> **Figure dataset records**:

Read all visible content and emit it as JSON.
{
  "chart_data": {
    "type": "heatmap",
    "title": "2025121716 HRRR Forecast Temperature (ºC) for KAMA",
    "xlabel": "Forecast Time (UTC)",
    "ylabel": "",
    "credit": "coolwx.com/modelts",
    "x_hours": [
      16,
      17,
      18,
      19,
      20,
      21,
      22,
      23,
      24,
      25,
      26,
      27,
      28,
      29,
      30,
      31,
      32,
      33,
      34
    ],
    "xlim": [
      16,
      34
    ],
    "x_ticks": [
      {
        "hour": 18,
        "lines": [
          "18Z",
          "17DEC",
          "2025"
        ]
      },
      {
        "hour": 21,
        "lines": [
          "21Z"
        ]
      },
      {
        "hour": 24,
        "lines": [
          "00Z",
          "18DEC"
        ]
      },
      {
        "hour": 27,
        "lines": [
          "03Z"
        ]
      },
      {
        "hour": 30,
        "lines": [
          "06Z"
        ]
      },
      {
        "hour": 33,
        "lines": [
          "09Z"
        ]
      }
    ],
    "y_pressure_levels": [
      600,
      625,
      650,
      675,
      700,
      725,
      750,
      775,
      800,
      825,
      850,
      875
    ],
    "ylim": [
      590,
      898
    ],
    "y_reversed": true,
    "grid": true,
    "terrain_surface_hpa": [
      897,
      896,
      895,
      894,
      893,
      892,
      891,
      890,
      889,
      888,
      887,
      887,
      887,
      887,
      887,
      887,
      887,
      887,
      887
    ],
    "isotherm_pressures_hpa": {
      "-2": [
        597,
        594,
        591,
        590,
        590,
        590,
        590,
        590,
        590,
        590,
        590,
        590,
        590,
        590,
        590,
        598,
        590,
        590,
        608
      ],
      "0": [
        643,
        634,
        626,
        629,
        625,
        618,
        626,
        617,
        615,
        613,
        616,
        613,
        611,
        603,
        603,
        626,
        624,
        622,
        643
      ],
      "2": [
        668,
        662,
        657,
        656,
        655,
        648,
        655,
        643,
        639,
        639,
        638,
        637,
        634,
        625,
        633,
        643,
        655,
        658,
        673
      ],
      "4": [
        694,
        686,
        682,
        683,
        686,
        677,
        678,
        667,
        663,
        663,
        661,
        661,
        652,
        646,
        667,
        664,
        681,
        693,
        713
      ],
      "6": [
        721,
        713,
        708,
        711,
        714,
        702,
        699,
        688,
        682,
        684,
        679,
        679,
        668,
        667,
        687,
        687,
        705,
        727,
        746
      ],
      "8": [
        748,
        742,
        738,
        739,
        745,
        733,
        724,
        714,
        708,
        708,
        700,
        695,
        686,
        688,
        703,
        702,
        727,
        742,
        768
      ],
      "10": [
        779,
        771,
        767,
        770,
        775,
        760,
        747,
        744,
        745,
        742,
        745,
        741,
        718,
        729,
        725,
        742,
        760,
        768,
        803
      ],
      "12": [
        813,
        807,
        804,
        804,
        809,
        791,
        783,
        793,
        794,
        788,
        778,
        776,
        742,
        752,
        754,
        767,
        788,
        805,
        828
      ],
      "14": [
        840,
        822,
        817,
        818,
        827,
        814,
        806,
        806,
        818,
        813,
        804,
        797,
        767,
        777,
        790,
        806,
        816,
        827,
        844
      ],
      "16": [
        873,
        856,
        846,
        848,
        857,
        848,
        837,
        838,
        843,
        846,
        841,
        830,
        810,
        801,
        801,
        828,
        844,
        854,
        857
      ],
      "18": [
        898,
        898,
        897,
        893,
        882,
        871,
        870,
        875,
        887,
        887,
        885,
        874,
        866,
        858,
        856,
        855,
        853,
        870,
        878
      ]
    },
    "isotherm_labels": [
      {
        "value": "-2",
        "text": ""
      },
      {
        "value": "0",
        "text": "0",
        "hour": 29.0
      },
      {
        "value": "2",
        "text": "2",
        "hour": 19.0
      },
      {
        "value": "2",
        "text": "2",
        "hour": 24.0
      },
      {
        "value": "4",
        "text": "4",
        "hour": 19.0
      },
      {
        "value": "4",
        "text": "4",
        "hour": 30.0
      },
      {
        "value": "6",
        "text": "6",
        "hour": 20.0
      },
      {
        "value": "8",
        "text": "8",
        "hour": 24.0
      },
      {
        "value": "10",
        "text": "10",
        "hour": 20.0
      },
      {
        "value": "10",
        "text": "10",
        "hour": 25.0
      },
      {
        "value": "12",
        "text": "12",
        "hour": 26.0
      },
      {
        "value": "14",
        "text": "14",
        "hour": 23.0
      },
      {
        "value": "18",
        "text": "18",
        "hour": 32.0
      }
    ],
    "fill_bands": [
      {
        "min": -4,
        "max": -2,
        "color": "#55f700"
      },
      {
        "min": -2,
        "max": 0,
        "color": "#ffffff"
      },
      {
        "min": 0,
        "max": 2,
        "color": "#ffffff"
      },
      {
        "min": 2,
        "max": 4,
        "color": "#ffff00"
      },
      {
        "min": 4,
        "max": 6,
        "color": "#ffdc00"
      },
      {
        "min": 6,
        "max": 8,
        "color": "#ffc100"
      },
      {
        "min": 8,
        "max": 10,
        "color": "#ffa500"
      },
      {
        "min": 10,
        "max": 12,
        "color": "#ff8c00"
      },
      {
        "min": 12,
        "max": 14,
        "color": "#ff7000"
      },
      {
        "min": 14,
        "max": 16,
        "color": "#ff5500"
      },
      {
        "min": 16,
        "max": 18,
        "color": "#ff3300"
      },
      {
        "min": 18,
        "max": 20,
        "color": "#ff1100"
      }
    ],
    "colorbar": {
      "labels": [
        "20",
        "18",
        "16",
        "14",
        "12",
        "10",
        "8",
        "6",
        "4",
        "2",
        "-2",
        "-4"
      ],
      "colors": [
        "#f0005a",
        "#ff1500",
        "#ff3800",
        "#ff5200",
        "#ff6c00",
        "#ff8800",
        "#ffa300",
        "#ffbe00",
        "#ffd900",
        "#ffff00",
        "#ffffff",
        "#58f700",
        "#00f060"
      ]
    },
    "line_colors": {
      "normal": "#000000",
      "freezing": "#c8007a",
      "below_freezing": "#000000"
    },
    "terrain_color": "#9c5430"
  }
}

> **Exercise prompt**:
From the records above, extract every entry exactly as given.

> **Reply to the exercise**:
Read all visible content and emit it as JSON.
{
  "chart_data": {
    "type": "heatmap",
    "title": "2025121716 HRRR Forecast Temperature (ºC) for KAMA",
    "xlabel": "Forecast Time (UTC)",
    "ylabel": "",
    "credit": "coolwx.com/modelts",
    "x_hours": [
      16,
      17,
      18,
      19,
      20,
      21,
      22,
      23,
      24,
      25,
      26,
      27,
      28,
      29,
      30,
      31,
      32,
      33,
      34
    ],
    "xlim": [
      16,
      34
    ],
    "x_ticks": [
      {
        "hour": 18,
        "lines": [
          "18Z",
          "17DEC",
          "2025"
        ]
      },
      {
        "hour": 21,
        "lines": [
          "21Z"
        ]
      },
      {
        "hour": 24,
        "lines": [
          "00Z",
          "18DEC"
        ]
      },
      {
        "hour": 27,
        "lines": [
          "03Z"
        ]
      },
      {
        "hour": 30,
        "lines": [
          "06Z"
        ]
      },
      {
        "hour": 33,
        "lines": [
          "09Z"
        ]
      }
    ],
    "y_pressure_levels": [
      600,
      625,
      650,
      675,
      700,
      725,
      750,
      775,
      800,
      825,
      850,
      875
    ],
    "ylim": [
      590,
      898
    ],
    "y_reversed": true,
    "grid": true,
    "terrain_surface_hpa": [
      897,
      896,
      895,
      894,
      893,
      892,
      891,
      890,
      889,
      888,
      887,
      887,
      887,
      887,
      887,
      887,
      887,
      887,
      887
    ],
    "isotherm_pressures_hpa": {
      "-2": [
        597,
        594,
        591,
        590,
        590,
        590,
        590,
        590,
        590,
        590,
        590,
        590,
        590,
        590,
        590,
        598,
        590,
        590,
        608
      ],
      "0": [
        643,
        634,
        626,
        629,
        625,
        618,
        626,
        617,
        615,
        613,
        616,
        613,
        611,
        603,
        603,
        626,
        624,
        622,
        643
      ],
      "2": [
        668,
        662,
        657,
        656,
        655,
        648,
        655,
        643,
        639,
        639,
        638,
        637,
        634,
        625,
        633,
        643,
        655,
        658,
        673
      ],
      "4": [
        694,
        686,
        682,
        683,
        686,
        677,
        678,
        667,
        663,
        663,
        661,
        661,
        652,
        646,
        667,
        664,
        681,
        693,
        713
      ],
      "6": [
        721,
        713,
        708,
        711,
        714,
        702,
        699,
        688,
        682,
        684,
        679,
        679,
        668,
        667,
        687,
        687,
        705,
        727,
        746
      ],
      "8": [
        748,
        742,
        738,
        739,
        745,
        733,
        724,
        714,
        708,
        708,
        700,
        695,
        686,
        688,
        703,
        702,
        727,
        742,
        768
      ],
      "10": [
        779,
        771,
        767,
        770,
        775,
        760,
        747,
        744,
        745,
        742,
        745,
        741,
        718,
        729,
        725,
        742,
        760,
        768,
        803
      ],
      "12": [
        813,
        807,
        804,
        804,
        809,
        791,
        783,
        793,
        794,
        788,
        778,
        776,
        742,
        752,
        754,
        767,
        788,
        805,
        828
      ],
      "14": [
        840,
        822,
        817,
        818,
        827,
        814,
        806,
        806,
        818,
        813,
        804,
        797,
        767,
        777,
        790,
        806,
        816,
        827,
        844
      ],
      "16": [
        873,
        856,
        846,
        848,
        857,
        848,
        837,
        838,
        843,
        846,
        841,
        830,
        810,
        801,
        801,
        828,
        844,
        854,
        857
      ],
      "18": [
        898,
        898,
        897,
        893,
        882,
        871,
        870,
        875,
        887,
        887,
        885,
        874,
        866,
        858,
        856,
        855,
        853,
        870,
        878
      ]
    },
    "isotherm_labels": [
      {
        "value": "-2",
        "text": ""
      },
      {
        "value": "0",
        "text": "0",
        "hour": 29.0
      },
      {
        "value": "2",
        "text": "2",
        "hour": 19.0
      },
      {
        "value": "2",
        "text": "2",
        "hour": 24.0
      },
      {
        "value": "4",
        "text": "4",
        "hour": 19.0
      },
      {
        "value": "4",
        "text": "4",
        "hour": 30.0
      },
      {
        "value": "6",
        "text": "6",
        "hour": 20.0
      },
      {
        "value": "8",
        "text": "8",
        "hour": 24.0
      },
      {
        "value": "10",
        "text": "10",
        "hour": 20.0
      },
      {
        "value": "10",
        "text": "10",
        "hour": 25.0
      },
      {
        "value": "12",
        "text": "12",
        "hour": 26.0
      },
      {
        "value": "14",
        "text": "14",
        "hour": 23.0
      },
      {
        "value": "18",
        "text": "18",
        "hour": 32.0
      }
    ],
    "fill_bands": [
      {
        "min": -4,
        "max": -2,
        "color": "#55f700"
      },
      {
        "min": -2,
        "max": 0,
        "color": "#ffffff"
      },
      {
        "min": 0,
        "max": 2,
        "color": "#ffffff"
      },
      {
        "min": 2,
        "max": 4,
        "color": "#ffff00"
      },
      {
        "min": 4,
        "max": 6,
        "color": "#ffdc00"
      },
      {
        "min": 6,
        "max": 8,
        "color": "#ffc100"
      },
      {
        "min": 8,
        "max": 10,
        "color": "#ffa500"
      },
      {
        "min": 10,
        "max": 12,
        "color": "#ff8c00"
      },
      {
        "min": 12,
        "max": 14,
        "color": "#ff7000"
      },
      {
        "min": 14,
        "max": 16,
        "color": "#ff5500"
      },
      {
        "min": 16,
        "max": 18,
        "color": "#ff3300"
      },
      {
        "min": 18,
        "max": 20,
        "color": "#ff1100"
      }
    ],
    "colorbar": {
      "labels": [
        "20",
        "18",
        "16",
        "14",
        "12",
        "10",
        "8",
        "6",
        "4",
        "2",
        "-2",
        "-4"
      ],
      "colors": [
        "#f0005a",
        "#ff1500",
        "#ff3800",
        "#ff5200",
        "#ff6c00",
        "#ff8800",
        "#ffa300",
        "#ffbe00",
        "#ffd900",
        "#ffff00",
        "#ffffff",
        "#58f700",
        "#00f060"
      ]
    },
    "line_colors": {
      "normal": "#000000",
      "freezing": "#c8007a",
      "below_freezing": "#000000"
    },
    "terrain_color": "#9c5430"
  }
}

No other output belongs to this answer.